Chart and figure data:
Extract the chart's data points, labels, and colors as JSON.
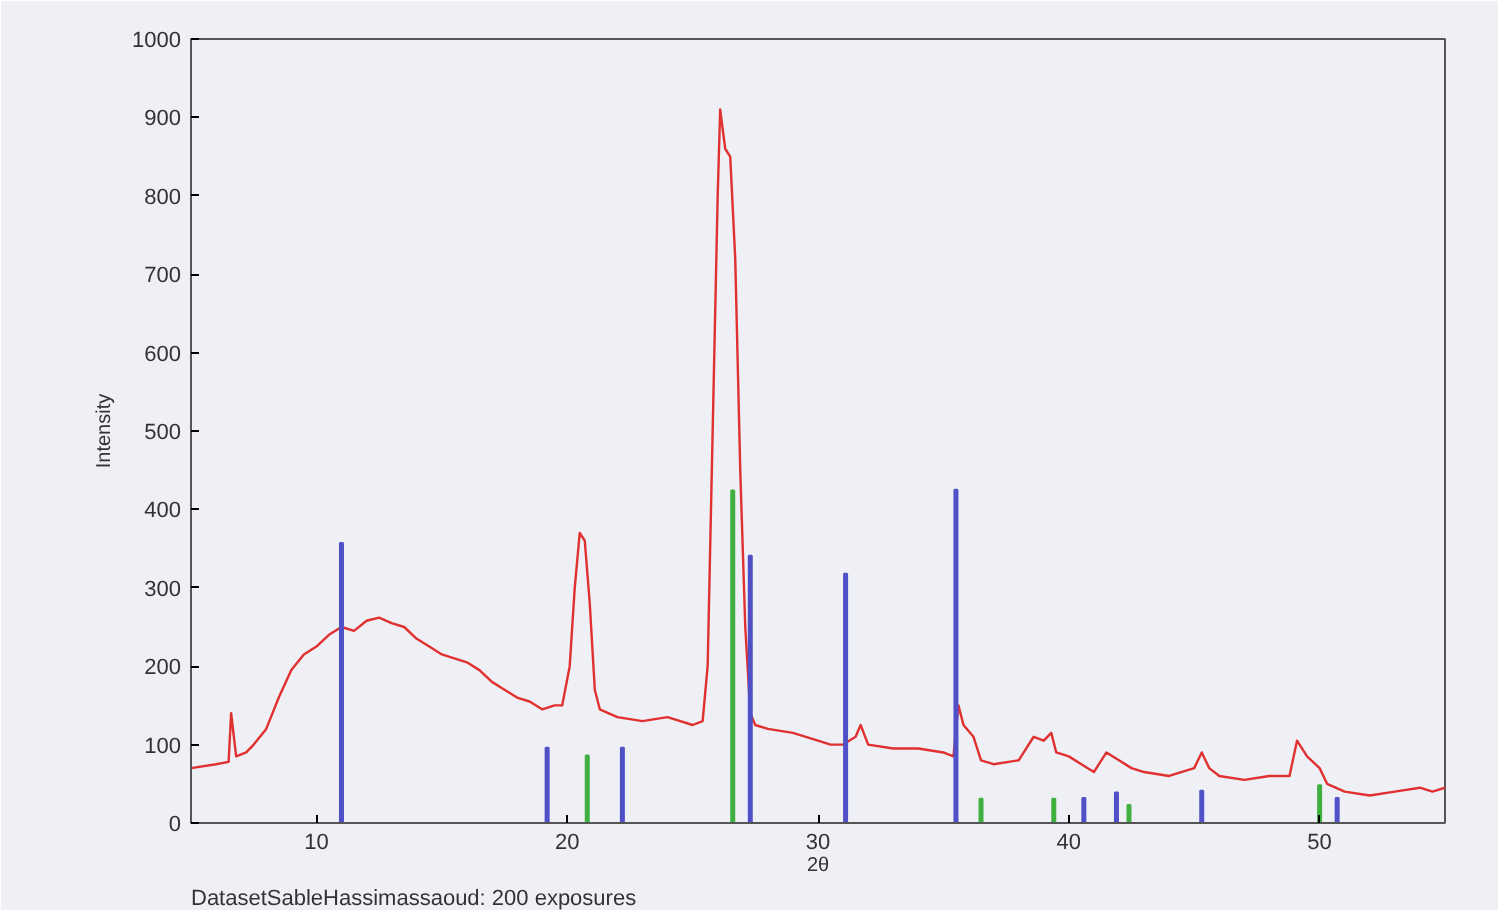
{
  "chart_data": {
    "type": "line",
    "xlabel": "2θ",
    "ylabel": "Intensity",
    "annotations": [
      "DatasetSableHassimassaoud: 200 exposures"
    ],
    "xlim": [
      5,
      55
    ],
    "ylim": [
      0,
      1000
    ],
    "xticks": [
      10,
      20,
      30,
      40,
      50
    ],
    "yticks": [
      0,
      100,
      200,
      300,
      400,
      500,
      600,
      700,
      800,
      900,
      1000
    ],
    "grid": false,
    "series": [
      {
        "color": "#e03030",
        "x": [
          5,
          6,
          6.5,
          6.6,
          6.8,
          7.2,
          7.5,
          8,
          8.5,
          9,
          9.5,
          10,
          10.5,
          11,
          11.5,
          12,
          12.5,
          13,
          13.5,
          14,
          14.5,
          15,
          15.5,
          16,
          16.5,
          17,
          17.5,
          18,
          18.5,
          19,
          19.5,
          19.8,
          20.1,
          20.3,
          20.5,
          20.7,
          20.9,
          21.1,
          21.3,
          22,
          23,
          24,
          25,
          25.4,
          25.6,
          25.8,
          26,
          26.1,
          26.3,
          26.5,
          26.7,
          26.9,
          27.1,
          27.3,
          27.5,
          28,
          29,
          30,
          30.5,
          31,
          31.5,
          31.7,
          32,
          33,
          34,
          35,
          35.4,
          35.6,
          35.8,
          36.2,
          36.5,
          37,
          38,
          38.6,
          39,
          39.3,
          39.5,
          40,
          40.5,
          41,
          41.5,
          42,
          42.5,
          43,
          44,
          45,
          45.3,
          45.6,
          46,
          47,
          48,
          48.8,
          49.1,
          49.5,
          50,
          50.3,
          51,
          52,
          53,
          54,
          54.5,
          55
        ],
        "values": [
          70,
          75,
          78,
          140,
          85,
          90,
          100,
          120,
          160,
          195,
          215,
          225,
          240,
          250,
          245,
          258,
          262,
          255,
          250,
          235,
          225,
          215,
          210,
          205,
          195,
          180,
          170,
          160,
          155,
          145,
          150,
          150,
          200,
          300,
          370,
          360,
          280,
          170,
          145,
          135,
          130,
          135,
          125,
          130,
          200,
          500,
          800,
          910,
          860,
          850,
          720,
          450,
          250,
          140,
          125,
          120,
          115,
          105,
          100,
          100,
          110,
          125,
          100,
          95,
          95,
          90,
          85,
          150,
          125,
          110,
          80,
          75,
          80,
          110,
          105,
          115,
          90,
          85,
          75,
          65,
          90,
          80,
          70,
          65,
          60,
          70,
          90,
          70,
          60,
          55,
          60,
          60,
          105,
          85,
          70,
          50,
          40,
          35,
          40,
          45,
          40,
          45
        ]
      },
      {
        "type": "bar",
        "color": "#5050c8",
        "x": [
          11.0,
          19.2,
          22.2,
          27.3,
          31.1,
          35.5,
          40.6,
          41.9,
          45.3,
          50.7
        ],
        "values": [
          357,
          96,
          96,
          341,
          318,
          425,
          32,
          39,
          41,
          32
        ]
      },
      {
        "type": "bar",
        "color": "#40b040",
        "x": [
          20.8,
          26.6,
          36.5,
          39.4,
          42.4,
          50.0
        ],
        "values": [
          86,
          424,
          31,
          31,
          23,
          48
        ]
      }
    ]
  }
}
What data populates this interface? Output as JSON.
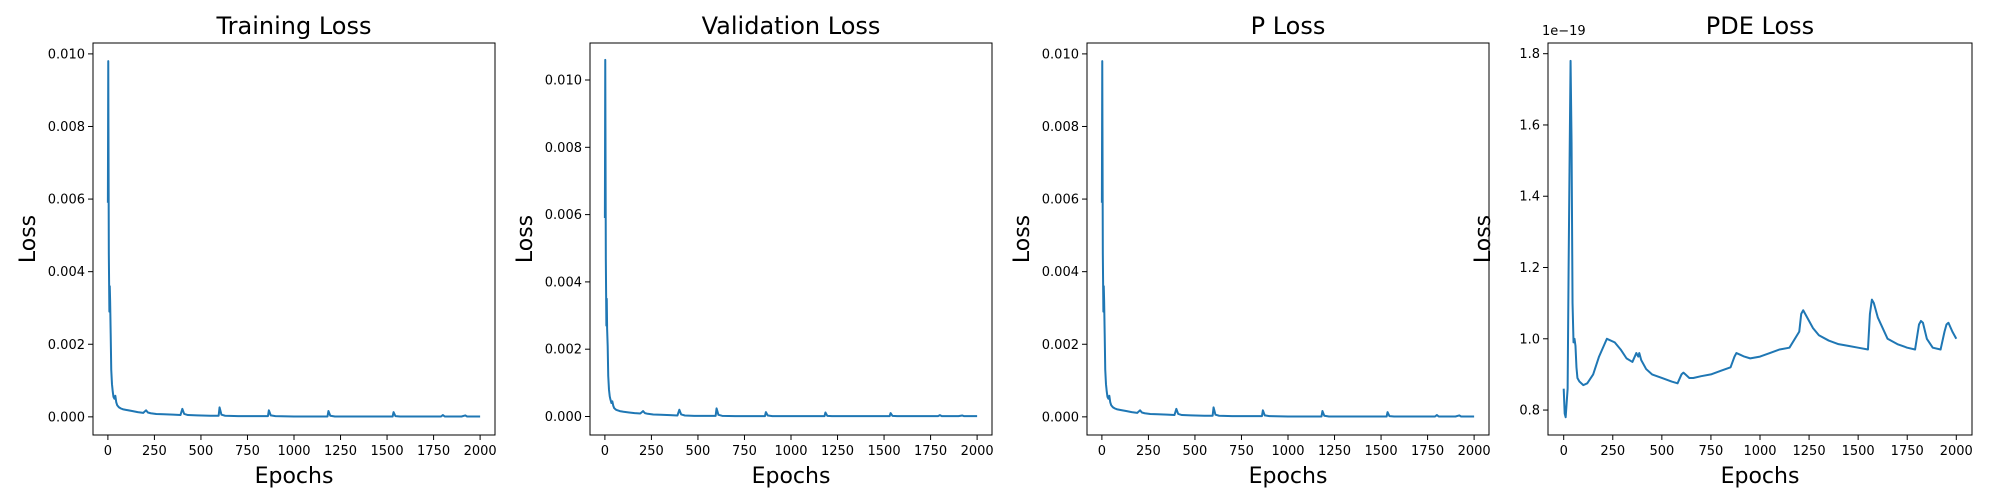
{
  "chart_data": [
    {
      "type": "line",
      "title": "Training Loss",
      "xlabel": "Epochs",
      "ylabel": "Loss",
      "xlim": [
        -80,
        2080
      ],
      "ylim": [
        -0.0005,
        0.0103
      ],
      "xticks": [
        0,
        250,
        500,
        750,
        1000,
        1250,
        1500,
        1750,
        2000
      ],
      "xtick_labels": [
        "0",
        "250",
        "500",
        "750",
        "1000",
        "1250",
        "1500",
        "1750",
        "2000"
      ],
      "yticks": [
        0.0,
        0.002,
        0.004,
        0.006,
        0.008,
        0.01
      ],
      "ytick_labels": [
        "0.000",
        "0.002",
        "0.004",
        "0.006",
        "0.008",
        "0.010"
      ],
      "grid": false,
      "series": [
        {
          "color": "#1f77b4",
          "x": [
            0,
            2,
            5,
            8,
            10,
            12,
            15,
            18,
            22,
            26,
            30,
            35,
            40,
            45,
            50,
            60,
            70,
            80,
            100,
            130,
            160,
            190,
            205,
            215,
            230,
            260,
            300,
            350,
            390,
            400,
            410,
            430,
            480,
            550,
            595,
            600,
            610,
            630,
            700,
            800,
            860,
            865,
            875,
            900,
            1000,
            1100,
            1180,
            1185,
            1195,
            1220,
            1300,
            1400,
            1530,
            1535,
            1545,
            1570,
            1700,
            1790,
            1800,
            1810,
            1900,
            1920,
            1930,
            2000
          ],
          "y": [
            0.0059,
            0.0098,
            0.0045,
            0.0029,
            0.0036,
            0.0032,
            0.0023,
            0.0013,
            0.0009,
            0.0007,
            0.00055,
            0.0005,
            0.00058,
            0.0004,
            0.00032,
            0.00026,
            0.00023,
            0.00021,
            0.00019,
            0.00016,
            0.00013,
            0.00011,
            0.00018,
            0.00012,
            0.0001,
            8e-05,
            7e-05,
            6e-05,
            5e-05,
            0.00022,
            8e-05,
            5e-05,
            4e-05,
            3e-05,
            3e-05,
            0.00026,
            6e-05,
            3e-05,
            2e-05,
            2e-05,
            2e-05,
            0.00018,
            4e-05,
            2e-05,
            1e-05,
            1e-05,
            1e-05,
            0.00016,
            3e-05,
            1e-05,
            1e-05,
            1e-05,
            1e-05,
            0.00013,
            2e-05,
            1e-05,
            1e-05,
            1e-05,
            5e-05,
            1e-05,
            1e-05,
            4e-05,
            1e-05,
            1e-05
          ]
        }
      ]
    },
    {
      "type": "line",
      "title": "Validation Loss",
      "xlabel": "Epochs",
      "ylabel": "Loss",
      "xlim": [
        -80,
        2080
      ],
      "ylim": [
        -0.00055,
        0.0111
      ],
      "xticks": [
        0,
        250,
        500,
        750,
        1000,
        1250,
        1500,
        1750,
        2000
      ],
      "xtick_labels": [
        "0",
        "250",
        "500",
        "750",
        "1000",
        "1250",
        "1500",
        "1750",
        "2000"
      ],
      "yticks": [
        0.0,
        0.002,
        0.004,
        0.006,
        0.008,
        0.01
      ],
      "ytick_labels": [
        "0.000",
        "0.002",
        "0.004",
        "0.006",
        "0.008",
        "0.010"
      ],
      "grid": false,
      "series": [
        {
          "color": "#1f77b4",
          "x": [
            0,
            2,
            5,
            8,
            10,
            12,
            15,
            18,
            22,
            26,
            30,
            35,
            40,
            45,
            50,
            60,
            70,
            80,
            100,
            130,
            160,
            190,
            205,
            215,
            230,
            260,
            300,
            350,
            390,
            400,
            410,
            430,
            480,
            550,
            595,
            600,
            610,
            630,
            700,
            800,
            860,
            865,
            875,
            900,
            1000,
            1100,
            1180,
            1185,
            1195,
            1220,
            1300,
            1400,
            1530,
            1535,
            1545,
            1570,
            1700,
            1790,
            1800,
            1810,
            1900,
            1920,
            1930,
            2000
          ],
          "y": [
            0.0059,
            0.0106,
            0.0047,
            0.0027,
            0.0035,
            0.0026,
            0.0021,
            0.0012,
            0.0008,
            0.0006,
            0.0005,
            0.0004,
            0.00045,
            0.00032,
            0.00025,
            0.0002,
            0.00018,
            0.00016,
            0.00014,
            0.00012,
            0.0001,
            9e-05,
            0.00016,
            0.0001,
            8e-05,
            6e-05,
            5e-05,
            4e-05,
            3e-05,
            0.0002,
            6e-05,
            3e-05,
            2e-05,
            2e-05,
            2e-05,
            0.00024,
            5e-05,
            2e-05,
            1e-05,
            1e-05,
            1e-05,
            0.00013,
            3e-05,
            1e-05,
            1e-05,
            1e-05,
            1e-05,
            0.00012,
            2e-05,
            1e-05,
            1e-05,
            1e-05,
            1e-05,
            0.0001,
            2e-05,
            1e-05,
            1e-05,
            1e-05,
            4e-05,
            1e-05,
            1e-05,
            3e-05,
            1e-05,
            1e-05
          ]
        }
      ]
    },
    {
      "type": "line",
      "title": "P Loss",
      "xlabel": "Epochs",
      "ylabel": "Loss",
      "xlim": [
        -80,
        2080
      ],
      "ylim": [
        -0.0005,
        0.0103
      ],
      "xticks": [
        0,
        250,
        500,
        750,
        1000,
        1250,
        1500,
        1750,
        2000
      ],
      "xtick_labels": [
        "0",
        "250",
        "500",
        "750",
        "1000",
        "1250",
        "1500",
        "1750",
        "2000"
      ],
      "yticks": [
        0.0,
        0.002,
        0.004,
        0.006,
        0.008,
        0.01
      ],
      "ytick_labels": [
        "0.000",
        "0.002",
        "0.004",
        "0.006",
        "0.008",
        "0.010"
      ],
      "grid": false,
      "series": [
        {
          "color": "#1f77b4",
          "x": [
            0,
            2,
            5,
            8,
            10,
            12,
            15,
            18,
            22,
            26,
            30,
            35,
            40,
            45,
            50,
            60,
            70,
            80,
            100,
            130,
            160,
            190,
            205,
            215,
            230,
            260,
            300,
            350,
            390,
            400,
            410,
            430,
            480,
            550,
            595,
            600,
            610,
            630,
            700,
            800,
            860,
            865,
            875,
            900,
            1000,
            1100,
            1180,
            1185,
            1195,
            1220,
            1300,
            1400,
            1530,
            1535,
            1545,
            1570,
            1700,
            1790,
            1800,
            1810,
            1900,
            1920,
            1930,
            2000
          ],
          "y": [
            0.0059,
            0.0098,
            0.0045,
            0.0029,
            0.0036,
            0.0032,
            0.0023,
            0.0013,
            0.0009,
            0.0007,
            0.00055,
            0.0005,
            0.00058,
            0.0004,
            0.00032,
            0.00026,
            0.00023,
            0.00021,
            0.00019,
            0.00016,
            0.00013,
            0.00011,
            0.00018,
            0.00012,
            0.0001,
            8e-05,
            7e-05,
            6e-05,
            5e-05,
            0.00022,
            8e-05,
            5e-05,
            4e-05,
            3e-05,
            3e-05,
            0.00026,
            6e-05,
            3e-05,
            2e-05,
            2e-05,
            2e-05,
            0.00018,
            4e-05,
            2e-05,
            1e-05,
            1e-05,
            1e-05,
            0.00016,
            3e-05,
            1e-05,
            1e-05,
            1e-05,
            1e-05,
            0.00013,
            2e-05,
            1e-05,
            1e-05,
            1e-05,
            5e-05,
            1e-05,
            1e-05,
            4e-05,
            1e-05,
            1e-05
          ]
        }
      ]
    },
    {
      "type": "line",
      "title": "PDE Loss",
      "xlabel": "Epochs",
      "ylabel": "Loss",
      "y_offset_label": "1e−19",
      "y_unit_scale": 1e-19,
      "xlim": [
        -80,
        2080
      ],
      "ylim": [
        0.73,
        1.83
      ],
      "xticks": [
        0,
        250,
        500,
        750,
        1000,
        1250,
        1500,
        1750,
        2000
      ],
      "xtick_labels": [
        "0",
        "250",
        "500",
        "750",
        "1000",
        "1250",
        "1500",
        "1750",
        "2000"
      ],
      "yticks": [
        0.8,
        1.0,
        1.2,
        1.4,
        1.6,
        1.8
      ],
      "ytick_labels": [
        "0.8",
        "1.0",
        "1.2",
        "1.4",
        "1.6",
        "1.8"
      ],
      "grid": false,
      "series": [
        {
          "color": "#1f77b4",
          "x": [
            0,
            5,
            10,
            15,
            20,
            25,
            30,
            35,
            40,
            45,
            50,
            55,
            60,
            65,
            70,
            80,
            100,
            120,
            150,
            180,
            220,
            260,
            290,
            320,
            350,
            370,
            380,
            385,
            395,
            420,
            450,
            500,
            550,
            580,
            600,
            610,
            620,
            640,
            660,
            700,
            750,
            800,
            850,
            870,
            880,
            900,
            920,
            950,
            1000,
            1050,
            1100,
            1150,
            1200,
            1210,
            1220,
            1240,
            1270,
            1300,
            1350,
            1400,
            1450,
            1500,
            1550,
            1560,
            1570,
            1580,
            1600,
            1650,
            1700,
            1750,
            1790,
            1810,
            1820,
            1830,
            1850,
            1880,
            1920,
            1940,
            1950,
            1960,
            1980,
            2000
          ],
          "y": [
            0.86,
            0.79,
            0.78,
            0.82,
            0.86,
            1.2,
            1.5,
            1.78,
            1.55,
            1.1,
            0.99,
            1.0,
            0.98,
            0.92,
            0.89,
            0.88,
            0.87,
            0.875,
            0.9,
            0.95,
            1.0,
            0.99,
            0.97,
            0.945,
            0.935,
            0.96,
            0.95,
            0.96,
            0.94,
            0.915,
            0.9,
            0.89,
            0.88,
            0.875,
            0.9,
            0.905,
            0.9,
            0.89,
            0.89,
            0.895,
            0.9,
            0.91,
            0.92,
            0.95,
            0.96,
            0.955,
            0.95,
            0.945,
            0.95,
            0.96,
            0.97,
            0.975,
            1.02,
            1.07,
            1.08,
            1.06,
            1.03,
            1.01,
            0.995,
            0.985,
            0.98,
            0.975,
            0.97,
            1.07,
            1.11,
            1.1,
            1.06,
            1.0,
            0.985,
            0.975,
            0.97,
            1.04,
            1.05,
            1.045,
            1.0,
            0.975,
            0.97,
            1.02,
            1.04,
            1.045,
            1.02,
            1.0
          ]
        }
      ]
    }
  ]
}
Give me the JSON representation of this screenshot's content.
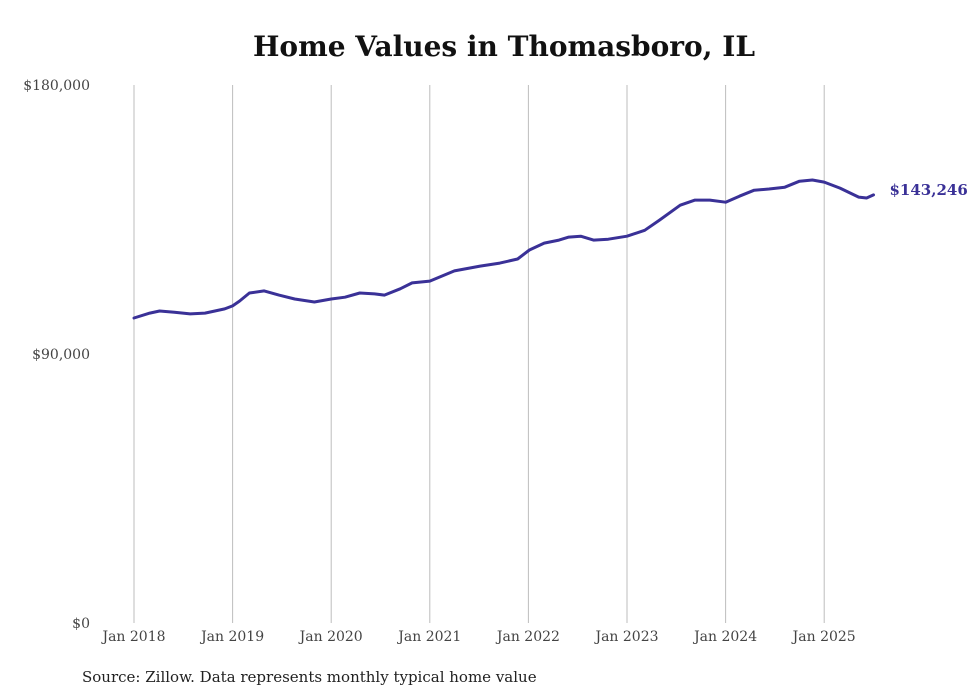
{
  "chart_data": {
    "type": "line",
    "title": "Home Values in Thomasboro, IL",
    "source": "Source: Zillow. Data represents monthly typical home value",
    "xlabel": "",
    "ylabel": "",
    "ylim": [
      0,
      180000
    ],
    "xlim": [
      2018,
      2025.5
    ],
    "yticks": [
      {
        "value": 0,
        "label": "$0"
      },
      {
        "value": 90000,
        "label": "$90,000"
      },
      {
        "value": 180000,
        "label": "$180,000"
      }
    ],
    "xticks": [
      {
        "value": 2018,
        "label": "Jan 2018"
      },
      {
        "value": 2019,
        "label": "Jan 2019"
      },
      {
        "value": 2020,
        "label": "Jan 2020"
      },
      {
        "value": 2021,
        "label": "Jan 2021"
      },
      {
        "value": 2022,
        "label": "Jan 2022"
      },
      {
        "value": 2023,
        "label": "Jan 2023"
      },
      {
        "value": 2024,
        "label": "Jan 2024"
      },
      {
        "value": 2025,
        "label": "Jan 2025"
      }
    ],
    "grid": "vertical",
    "series": [
      {
        "name": "Typical home value",
        "color": "#3a3197",
        "end_label": "$143,246",
        "points": [
          [
            2018.0,
            102050
          ],
          [
            2018.16,
            103700
          ],
          [
            2018.26,
            104400
          ],
          [
            2018.41,
            104000
          ],
          [
            2018.57,
            103400
          ],
          [
            2018.72,
            103700
          ],
          [
            2018.82,
            104400
          ],
          [
            2018.92,
            105100
          ],
          [
            2019.0,
            106100
          ],
          [
            2019.07,
            107700
          ],
          [
            2019.17,
            110400
          ],
          [
            2019.32,
            111100
          ],
          [
            2019.47,
            109700
          ],
          [
            2019.63,
            108400
          ],
          [
            2019.83,
            107400
          ],
          [
            2020.0,
            108400
          ],
          [
            2020.14,
            109000
          ],
          [
            2020.29,
            110400
          ],
          [
            2020.44,
            110100
          ],
          [
            2020.54,
            109700
          ],
          [
            2020.7,
            111800
          ],
          [
            2020.82,
            113800
          ],
          [
            2021.0,
            114400
          ],
          [
            2021.25,
            117800
          ],
          [
            2021.51,
            119400
          ],
          [
            2021.71,
            120400
          ],
          [
            2021.89,
            121800
          ],
          [
            2022.01,
            124800
          ],
          [
            2022.16,
            127100
          ],
          [
            2022.31,
            128100
          ],
          [
            2022.41,
            129100
          ],
          [
            2022.53,
            129400
          ],
          [
            2022.66,
            128100
          ],
          [
            2022.81,
            128400
          ],
          [
            2023.0,
            129400
          ],
          [
            2023.18,
            131400
          ],
          [
            2023.33,
            134800
          ],
          [
            2023.54,
            139800
          ],
          [
            2023.69,
            141500
          ],
          [
            2023.84,
            141500
          ],
          [
            2024.0,
            140800
          ],
          [
            2024.14,
            142800
          ],
          [
            2024.29,
            144800
          ],
          [
            2024.44,
            145200
          ],
          [
            2024.6,
            145800
          ],
          [
            2024.75,
            147800
          ],
          [
            2024.88,
            148200
          ],
          [
            2025.0,
            147500
          ],
          [
            2025.16,
            145500
          ],
          [
            2025.35,
            142500
          ],
          [
            2025.43,
            142200
          ],
          [
            2025.5,
            143246
          ]
        ]
      }
    ]
  }
}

> [Aim] From the records, copy every line that has the string "JSON" in it.

> [The output]
Extract the chart's data points, labels, and colors as JSON.
What data populates this interface? Output as JSON.
Give me the JSON representation of this screenshot's content.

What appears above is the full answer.